## Set problem
Repeat each entry word for word. Leave any images out of the copy.

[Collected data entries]
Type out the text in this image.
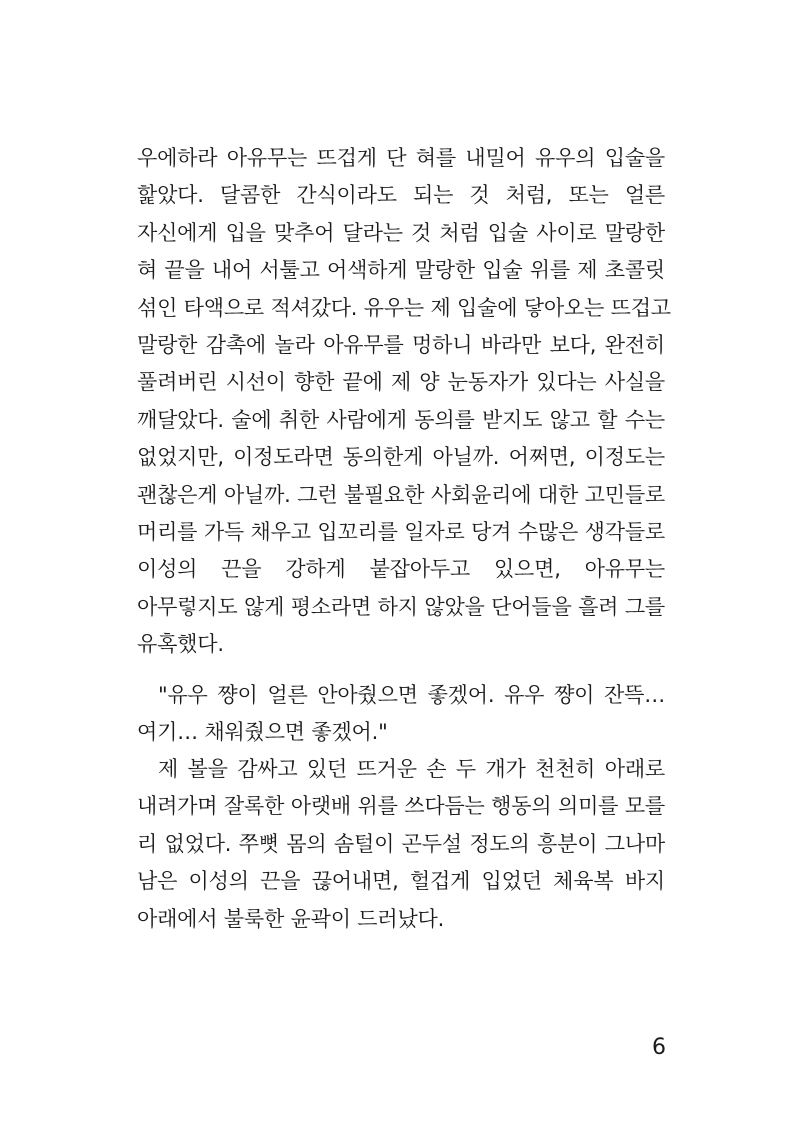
우에하라 아유무는 뜨겁게 단 혀를 내밀어 유우의 입술을
핥았다. 달콤한 간식이라도 되는 것 처럼, 또는 얼른
자신에게 입을 맞추어 달라는 것 처럼 입술 사이로 말랑한
혀 끝을 내어 서툴고 어색하게 말랑한 입술 위를 제 초콜릿
섞인 타액으로 적셔갔다. 유우는 제 입술에 닿아오는 뜨겁고
말랑한 감촉에 놀라 아유무를 멍하니 바라만 보다, 완전히
풀려버린 시선이 향한 끝에 제 양 눈동자가 있다는 사실을
깨달았다. 술에 취한 사람에게 동의를 받지도 않고 할 수는
없었지만, 이정도라면 동의한게 아닐까. 어쩌면, 이정도는
괜찮은게 아닐까. 그런 불필요한 사회윤리에 대한 고민들로
머리를 가득 채우고 입꼬리를 일자로 당겨 수많은 생각들로
이성의 끈을 강하게 붙잡아두고 있으면, 아유무는
아무렇지도 않게 평소라면 하지 않았을 단어들을 흘려 그를
유혹했다.
"유우 쨩이 얼른 안아줬으면 좋겠어. 유우 쨩이 잔뜩…
여기… 채워줬으면 좋겠어."
제 볼을 감싸고 있던 뜨거운 손 두 개가 천천히 아래로
내려가며 잘록한 아랫배 위를 쓰다듬는 행동의 의미를 모를
리 없었다. 쭈뼛 몸의 솜털이 곤두설 정도의 흥분이 그나마
남은 이성의 끈을 끊어내면, 헐겁게 입었던 체육복 바지
아래에서 불룩한 윤곽이 드러났다.
6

## The answer
Type out the text in this image.
우에하라 아유무는 뜨겁게 단 혀를 내밀어 유우의 입술을
핥았다. 달콤한 간식이라도 되는 것 처럼, 또는 얼른
자신에게 입을 맞추어 달라는 것 처럼 입술 사이로 말랑한
혀 끝을 내어 서툴고 어색하게 말랑한 입술 위를 제 초콜릿
섞인 타액으로 적셔갔다. 유우는 제 입술에 닿아오는 뜨겁고
말랑한 감촉에 놀라 아유무를 멍하니 바라만 보다, 완전히
풀려버린 시선이 향한 끝에 제 양 눈동자가 있다는 사실을
깨달았다. 술에 취한 사람에게 동의를 받지도 않고 할 수는
없었지만, 이정도라면 동의한게 아닐까. 어쩌면, 이정도는
괜찮은게 아닐까. 그런 불필요한 사회윤리에 대한 고민들로
머리를 가득 채우고 입꼬리를 일자로 당겨 수많은 생각들로
이성의 끈을 강하게 붙잡아두고 있으면, 아유무는
아무렇지도 않게 평소라면 하지 않았을 단어들을 흘려 그를
유혹했다.
"유우 쨩이 얼른 안아줬으면 좋겠어. 유우 쨩이 잔뜩…
여기… 채워줬으면 좋겠어."
제 볼을 감싸고 있던 뜨거운 손 두 개가 천천히 아래로
내려가며 잘록한 아랫배 위를 쓰다듬는 행동의 의미를 모를
리 없었다. 쭈뼛 몸의 솜털이 곤두설 정도의 흥분이 그나마
남은 이성의 끈을 끊어내면, 헐겁게 입었던 체육복 바지
아래에서 불룩한 윤곽이 드러났다.
6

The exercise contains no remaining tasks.